Using the records that follow, copy every line containing the word "water".

┌────────

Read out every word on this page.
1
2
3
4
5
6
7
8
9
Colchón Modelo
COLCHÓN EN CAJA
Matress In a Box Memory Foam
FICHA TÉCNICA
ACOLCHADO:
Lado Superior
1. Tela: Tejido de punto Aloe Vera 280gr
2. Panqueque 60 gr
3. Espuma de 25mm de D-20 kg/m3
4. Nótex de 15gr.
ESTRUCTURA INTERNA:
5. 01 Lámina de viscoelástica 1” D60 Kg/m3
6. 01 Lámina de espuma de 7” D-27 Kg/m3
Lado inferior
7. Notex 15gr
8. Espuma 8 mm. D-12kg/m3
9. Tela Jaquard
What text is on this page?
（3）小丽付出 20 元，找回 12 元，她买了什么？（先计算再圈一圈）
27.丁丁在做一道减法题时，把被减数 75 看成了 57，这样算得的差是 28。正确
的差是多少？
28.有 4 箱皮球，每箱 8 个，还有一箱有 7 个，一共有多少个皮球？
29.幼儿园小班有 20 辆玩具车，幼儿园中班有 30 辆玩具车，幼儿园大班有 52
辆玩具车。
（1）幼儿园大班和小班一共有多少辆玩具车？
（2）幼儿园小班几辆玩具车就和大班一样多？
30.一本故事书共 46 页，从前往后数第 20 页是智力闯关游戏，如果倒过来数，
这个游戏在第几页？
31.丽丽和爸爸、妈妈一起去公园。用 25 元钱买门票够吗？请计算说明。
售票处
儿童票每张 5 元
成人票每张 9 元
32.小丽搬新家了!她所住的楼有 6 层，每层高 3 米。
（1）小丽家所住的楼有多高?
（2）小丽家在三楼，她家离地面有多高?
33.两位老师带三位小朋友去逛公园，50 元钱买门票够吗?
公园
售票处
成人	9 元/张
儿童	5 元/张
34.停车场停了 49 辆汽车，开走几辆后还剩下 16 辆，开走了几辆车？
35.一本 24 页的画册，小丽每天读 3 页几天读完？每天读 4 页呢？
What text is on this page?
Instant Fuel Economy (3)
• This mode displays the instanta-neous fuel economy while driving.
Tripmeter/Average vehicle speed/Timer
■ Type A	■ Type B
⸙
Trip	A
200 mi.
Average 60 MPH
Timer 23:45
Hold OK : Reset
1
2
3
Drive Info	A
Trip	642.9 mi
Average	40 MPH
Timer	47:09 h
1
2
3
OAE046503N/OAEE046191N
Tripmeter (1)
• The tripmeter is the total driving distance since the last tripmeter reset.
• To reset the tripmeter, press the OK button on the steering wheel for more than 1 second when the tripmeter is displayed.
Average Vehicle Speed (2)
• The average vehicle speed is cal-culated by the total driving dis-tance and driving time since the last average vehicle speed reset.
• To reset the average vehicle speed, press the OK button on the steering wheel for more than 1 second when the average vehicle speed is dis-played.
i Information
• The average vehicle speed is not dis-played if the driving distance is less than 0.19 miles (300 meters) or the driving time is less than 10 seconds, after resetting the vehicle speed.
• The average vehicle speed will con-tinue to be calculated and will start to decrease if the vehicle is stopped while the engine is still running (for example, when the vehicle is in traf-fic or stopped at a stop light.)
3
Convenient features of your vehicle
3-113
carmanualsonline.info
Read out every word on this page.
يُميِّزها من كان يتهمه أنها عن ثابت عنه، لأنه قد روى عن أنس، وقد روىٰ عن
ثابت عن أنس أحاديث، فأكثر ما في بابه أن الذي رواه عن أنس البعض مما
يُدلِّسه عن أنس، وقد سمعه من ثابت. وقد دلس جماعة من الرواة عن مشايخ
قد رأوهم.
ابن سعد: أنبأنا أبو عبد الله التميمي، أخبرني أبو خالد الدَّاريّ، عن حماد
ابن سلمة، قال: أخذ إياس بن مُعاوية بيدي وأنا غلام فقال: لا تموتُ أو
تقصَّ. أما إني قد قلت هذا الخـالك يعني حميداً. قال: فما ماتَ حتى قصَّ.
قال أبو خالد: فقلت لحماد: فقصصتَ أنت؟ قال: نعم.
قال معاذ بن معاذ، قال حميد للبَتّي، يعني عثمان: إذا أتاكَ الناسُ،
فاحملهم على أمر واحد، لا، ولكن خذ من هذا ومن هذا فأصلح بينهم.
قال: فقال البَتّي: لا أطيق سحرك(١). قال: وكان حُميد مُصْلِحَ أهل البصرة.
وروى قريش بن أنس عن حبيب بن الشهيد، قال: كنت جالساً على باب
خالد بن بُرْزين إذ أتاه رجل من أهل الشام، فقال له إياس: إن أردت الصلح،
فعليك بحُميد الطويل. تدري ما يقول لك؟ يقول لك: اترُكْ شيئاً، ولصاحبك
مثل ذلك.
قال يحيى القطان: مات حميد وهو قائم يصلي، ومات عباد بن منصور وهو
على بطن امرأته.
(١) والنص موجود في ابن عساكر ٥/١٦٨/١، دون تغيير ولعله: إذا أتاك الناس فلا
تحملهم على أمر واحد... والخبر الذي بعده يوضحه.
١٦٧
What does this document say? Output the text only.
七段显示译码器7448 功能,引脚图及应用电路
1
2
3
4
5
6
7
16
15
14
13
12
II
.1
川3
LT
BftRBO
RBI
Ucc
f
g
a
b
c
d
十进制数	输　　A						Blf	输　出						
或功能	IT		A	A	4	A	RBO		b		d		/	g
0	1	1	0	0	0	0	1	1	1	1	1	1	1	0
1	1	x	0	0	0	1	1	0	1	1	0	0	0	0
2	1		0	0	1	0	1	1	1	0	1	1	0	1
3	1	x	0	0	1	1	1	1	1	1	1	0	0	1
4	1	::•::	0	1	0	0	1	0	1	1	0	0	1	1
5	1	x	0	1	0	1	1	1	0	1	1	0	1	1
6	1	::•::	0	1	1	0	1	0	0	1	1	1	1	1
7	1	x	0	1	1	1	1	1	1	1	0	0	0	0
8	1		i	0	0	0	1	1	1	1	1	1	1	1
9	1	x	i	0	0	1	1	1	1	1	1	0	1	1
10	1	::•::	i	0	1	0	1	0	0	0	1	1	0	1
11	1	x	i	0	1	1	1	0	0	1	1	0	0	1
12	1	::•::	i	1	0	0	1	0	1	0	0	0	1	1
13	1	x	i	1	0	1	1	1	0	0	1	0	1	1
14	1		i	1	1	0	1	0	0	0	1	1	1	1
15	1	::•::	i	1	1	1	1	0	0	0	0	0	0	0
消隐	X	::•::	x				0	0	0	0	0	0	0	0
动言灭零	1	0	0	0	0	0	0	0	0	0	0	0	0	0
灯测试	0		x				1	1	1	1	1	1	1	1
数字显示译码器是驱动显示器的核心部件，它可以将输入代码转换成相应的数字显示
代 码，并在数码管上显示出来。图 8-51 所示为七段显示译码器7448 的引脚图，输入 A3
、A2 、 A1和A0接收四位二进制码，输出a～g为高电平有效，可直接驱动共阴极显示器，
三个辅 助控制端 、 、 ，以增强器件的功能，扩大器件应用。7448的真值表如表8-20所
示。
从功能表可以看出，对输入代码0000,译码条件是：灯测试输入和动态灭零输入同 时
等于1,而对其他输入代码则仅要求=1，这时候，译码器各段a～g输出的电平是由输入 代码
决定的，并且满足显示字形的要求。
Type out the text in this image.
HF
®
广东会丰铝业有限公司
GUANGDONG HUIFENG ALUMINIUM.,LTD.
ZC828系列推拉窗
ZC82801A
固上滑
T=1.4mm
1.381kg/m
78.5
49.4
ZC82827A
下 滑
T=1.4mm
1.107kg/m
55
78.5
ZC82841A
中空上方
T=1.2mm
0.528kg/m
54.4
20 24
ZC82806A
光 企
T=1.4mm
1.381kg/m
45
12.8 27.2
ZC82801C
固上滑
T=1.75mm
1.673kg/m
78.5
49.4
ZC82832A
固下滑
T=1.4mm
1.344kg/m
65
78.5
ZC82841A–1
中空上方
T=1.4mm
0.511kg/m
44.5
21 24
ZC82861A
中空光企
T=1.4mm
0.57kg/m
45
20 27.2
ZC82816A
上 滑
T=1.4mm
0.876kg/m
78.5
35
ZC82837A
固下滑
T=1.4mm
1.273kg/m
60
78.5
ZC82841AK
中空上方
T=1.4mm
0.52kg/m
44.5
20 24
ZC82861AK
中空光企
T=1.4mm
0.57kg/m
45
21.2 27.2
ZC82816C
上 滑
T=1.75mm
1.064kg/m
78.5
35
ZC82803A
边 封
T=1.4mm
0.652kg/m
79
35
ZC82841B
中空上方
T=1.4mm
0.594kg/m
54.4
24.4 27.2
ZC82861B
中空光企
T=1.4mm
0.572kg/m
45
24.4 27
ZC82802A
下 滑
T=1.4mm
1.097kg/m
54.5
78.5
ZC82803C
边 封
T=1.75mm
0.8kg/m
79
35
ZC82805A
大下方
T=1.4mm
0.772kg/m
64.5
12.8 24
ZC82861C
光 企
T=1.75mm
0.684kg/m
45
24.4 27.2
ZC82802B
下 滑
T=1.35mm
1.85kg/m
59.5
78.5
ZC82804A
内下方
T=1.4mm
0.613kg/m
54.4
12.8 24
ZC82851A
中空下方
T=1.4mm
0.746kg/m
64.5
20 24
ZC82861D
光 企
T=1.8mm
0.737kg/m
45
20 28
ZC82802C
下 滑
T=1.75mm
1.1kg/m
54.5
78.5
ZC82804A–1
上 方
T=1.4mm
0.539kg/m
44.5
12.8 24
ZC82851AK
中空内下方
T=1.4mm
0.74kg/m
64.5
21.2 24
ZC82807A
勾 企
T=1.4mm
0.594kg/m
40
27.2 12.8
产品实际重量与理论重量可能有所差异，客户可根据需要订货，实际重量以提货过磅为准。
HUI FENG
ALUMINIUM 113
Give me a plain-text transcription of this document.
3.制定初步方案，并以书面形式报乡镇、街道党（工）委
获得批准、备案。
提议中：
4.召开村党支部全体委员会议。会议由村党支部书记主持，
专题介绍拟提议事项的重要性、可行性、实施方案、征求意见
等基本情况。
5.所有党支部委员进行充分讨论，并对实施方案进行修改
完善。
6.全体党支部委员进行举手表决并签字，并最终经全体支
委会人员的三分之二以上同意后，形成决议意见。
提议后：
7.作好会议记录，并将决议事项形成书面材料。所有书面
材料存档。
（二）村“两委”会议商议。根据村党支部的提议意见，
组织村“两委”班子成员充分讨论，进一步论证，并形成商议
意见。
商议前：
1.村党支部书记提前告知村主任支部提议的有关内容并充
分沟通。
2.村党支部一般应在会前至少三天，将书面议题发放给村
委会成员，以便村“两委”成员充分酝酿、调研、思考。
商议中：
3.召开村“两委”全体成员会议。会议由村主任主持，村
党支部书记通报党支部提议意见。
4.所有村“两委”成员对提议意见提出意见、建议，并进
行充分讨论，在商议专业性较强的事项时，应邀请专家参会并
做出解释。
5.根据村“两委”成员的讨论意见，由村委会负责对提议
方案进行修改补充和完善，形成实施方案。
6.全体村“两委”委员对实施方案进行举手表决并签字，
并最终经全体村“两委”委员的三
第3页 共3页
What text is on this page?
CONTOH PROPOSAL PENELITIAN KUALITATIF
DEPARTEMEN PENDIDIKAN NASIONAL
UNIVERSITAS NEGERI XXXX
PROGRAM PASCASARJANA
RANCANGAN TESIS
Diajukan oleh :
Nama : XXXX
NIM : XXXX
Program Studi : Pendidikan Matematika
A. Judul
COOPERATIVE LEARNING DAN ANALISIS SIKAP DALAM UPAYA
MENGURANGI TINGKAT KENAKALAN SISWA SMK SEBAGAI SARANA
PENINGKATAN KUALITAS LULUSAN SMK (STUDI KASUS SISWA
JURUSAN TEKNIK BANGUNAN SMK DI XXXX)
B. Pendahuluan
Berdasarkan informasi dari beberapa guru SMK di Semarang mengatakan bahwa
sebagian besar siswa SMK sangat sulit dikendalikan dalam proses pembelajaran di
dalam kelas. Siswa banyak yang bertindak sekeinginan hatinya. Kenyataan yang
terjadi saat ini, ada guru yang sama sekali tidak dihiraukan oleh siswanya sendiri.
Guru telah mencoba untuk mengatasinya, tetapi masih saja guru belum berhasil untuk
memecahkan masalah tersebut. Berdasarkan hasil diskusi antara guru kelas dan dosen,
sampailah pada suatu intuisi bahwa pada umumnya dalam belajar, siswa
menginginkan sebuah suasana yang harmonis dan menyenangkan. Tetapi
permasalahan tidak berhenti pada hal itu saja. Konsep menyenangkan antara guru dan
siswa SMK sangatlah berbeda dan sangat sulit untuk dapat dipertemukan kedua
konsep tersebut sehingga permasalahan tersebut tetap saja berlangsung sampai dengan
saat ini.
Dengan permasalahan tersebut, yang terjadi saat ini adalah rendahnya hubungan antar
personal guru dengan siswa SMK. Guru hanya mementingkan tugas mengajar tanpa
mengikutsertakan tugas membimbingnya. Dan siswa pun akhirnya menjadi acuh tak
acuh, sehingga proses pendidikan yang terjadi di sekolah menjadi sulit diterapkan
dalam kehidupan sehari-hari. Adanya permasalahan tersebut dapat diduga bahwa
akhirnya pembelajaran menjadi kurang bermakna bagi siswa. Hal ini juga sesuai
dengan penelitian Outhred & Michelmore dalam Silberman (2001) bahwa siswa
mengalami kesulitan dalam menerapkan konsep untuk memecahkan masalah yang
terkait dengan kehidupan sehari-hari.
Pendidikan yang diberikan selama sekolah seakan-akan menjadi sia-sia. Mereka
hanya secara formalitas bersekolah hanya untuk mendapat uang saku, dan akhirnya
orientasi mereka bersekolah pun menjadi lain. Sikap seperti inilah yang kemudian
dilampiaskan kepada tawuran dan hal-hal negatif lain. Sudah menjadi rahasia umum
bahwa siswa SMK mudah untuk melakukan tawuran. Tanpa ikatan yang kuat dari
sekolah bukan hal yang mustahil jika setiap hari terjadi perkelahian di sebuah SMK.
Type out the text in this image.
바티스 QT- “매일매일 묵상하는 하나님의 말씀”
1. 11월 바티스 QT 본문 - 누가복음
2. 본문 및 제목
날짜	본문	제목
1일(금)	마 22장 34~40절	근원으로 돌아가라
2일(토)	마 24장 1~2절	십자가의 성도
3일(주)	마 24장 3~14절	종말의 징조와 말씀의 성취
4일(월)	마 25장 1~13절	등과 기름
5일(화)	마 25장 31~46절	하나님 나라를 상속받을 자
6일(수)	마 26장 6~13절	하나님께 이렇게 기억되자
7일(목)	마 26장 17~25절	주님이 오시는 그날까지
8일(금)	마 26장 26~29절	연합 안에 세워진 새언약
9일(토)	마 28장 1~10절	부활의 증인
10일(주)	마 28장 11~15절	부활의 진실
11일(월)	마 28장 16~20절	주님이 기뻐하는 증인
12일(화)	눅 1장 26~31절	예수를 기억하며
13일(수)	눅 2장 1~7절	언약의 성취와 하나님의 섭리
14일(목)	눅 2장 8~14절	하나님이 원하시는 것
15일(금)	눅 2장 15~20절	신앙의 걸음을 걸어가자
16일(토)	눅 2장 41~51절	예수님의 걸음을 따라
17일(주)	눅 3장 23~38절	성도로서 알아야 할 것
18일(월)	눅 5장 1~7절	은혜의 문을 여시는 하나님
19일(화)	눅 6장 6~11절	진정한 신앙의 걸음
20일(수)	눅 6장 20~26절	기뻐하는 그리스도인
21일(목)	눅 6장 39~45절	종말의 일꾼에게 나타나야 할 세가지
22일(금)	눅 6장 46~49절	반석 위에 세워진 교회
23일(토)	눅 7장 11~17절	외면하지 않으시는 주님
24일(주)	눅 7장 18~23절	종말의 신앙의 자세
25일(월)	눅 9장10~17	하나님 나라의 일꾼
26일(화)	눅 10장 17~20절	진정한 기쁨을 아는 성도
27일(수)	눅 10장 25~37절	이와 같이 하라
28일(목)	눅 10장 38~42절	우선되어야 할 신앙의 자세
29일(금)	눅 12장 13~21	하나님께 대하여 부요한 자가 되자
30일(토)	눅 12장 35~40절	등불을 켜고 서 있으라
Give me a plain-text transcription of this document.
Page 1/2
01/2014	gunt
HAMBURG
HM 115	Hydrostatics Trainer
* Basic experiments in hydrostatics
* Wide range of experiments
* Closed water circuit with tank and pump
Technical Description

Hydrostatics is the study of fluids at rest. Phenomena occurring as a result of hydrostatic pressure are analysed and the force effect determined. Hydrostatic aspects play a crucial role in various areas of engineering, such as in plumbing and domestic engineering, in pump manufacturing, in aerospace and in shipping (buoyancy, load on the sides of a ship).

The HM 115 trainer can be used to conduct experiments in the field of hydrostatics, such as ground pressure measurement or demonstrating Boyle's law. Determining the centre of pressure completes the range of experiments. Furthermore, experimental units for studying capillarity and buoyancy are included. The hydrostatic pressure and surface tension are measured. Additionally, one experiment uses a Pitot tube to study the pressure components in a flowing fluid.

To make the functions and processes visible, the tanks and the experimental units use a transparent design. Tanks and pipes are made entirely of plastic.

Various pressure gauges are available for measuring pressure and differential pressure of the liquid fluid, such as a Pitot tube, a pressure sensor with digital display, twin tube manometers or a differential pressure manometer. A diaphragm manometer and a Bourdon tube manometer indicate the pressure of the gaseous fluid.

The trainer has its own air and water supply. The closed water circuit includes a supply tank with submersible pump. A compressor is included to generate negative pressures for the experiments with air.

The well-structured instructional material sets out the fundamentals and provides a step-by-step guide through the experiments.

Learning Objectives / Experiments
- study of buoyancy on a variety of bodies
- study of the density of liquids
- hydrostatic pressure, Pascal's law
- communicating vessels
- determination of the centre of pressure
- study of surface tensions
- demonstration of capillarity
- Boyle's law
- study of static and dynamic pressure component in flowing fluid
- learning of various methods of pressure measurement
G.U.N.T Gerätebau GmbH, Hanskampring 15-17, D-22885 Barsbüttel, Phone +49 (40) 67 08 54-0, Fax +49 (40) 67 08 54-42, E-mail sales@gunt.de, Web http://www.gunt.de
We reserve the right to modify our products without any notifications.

└────────

= Response to the exercise =
* Closed water circuit with tank and pump
The trainer has its own air and water supply. The closed water circuit includes a supply tank with submersible pump. A compressor is included to generate negative pressures for the experiments with air.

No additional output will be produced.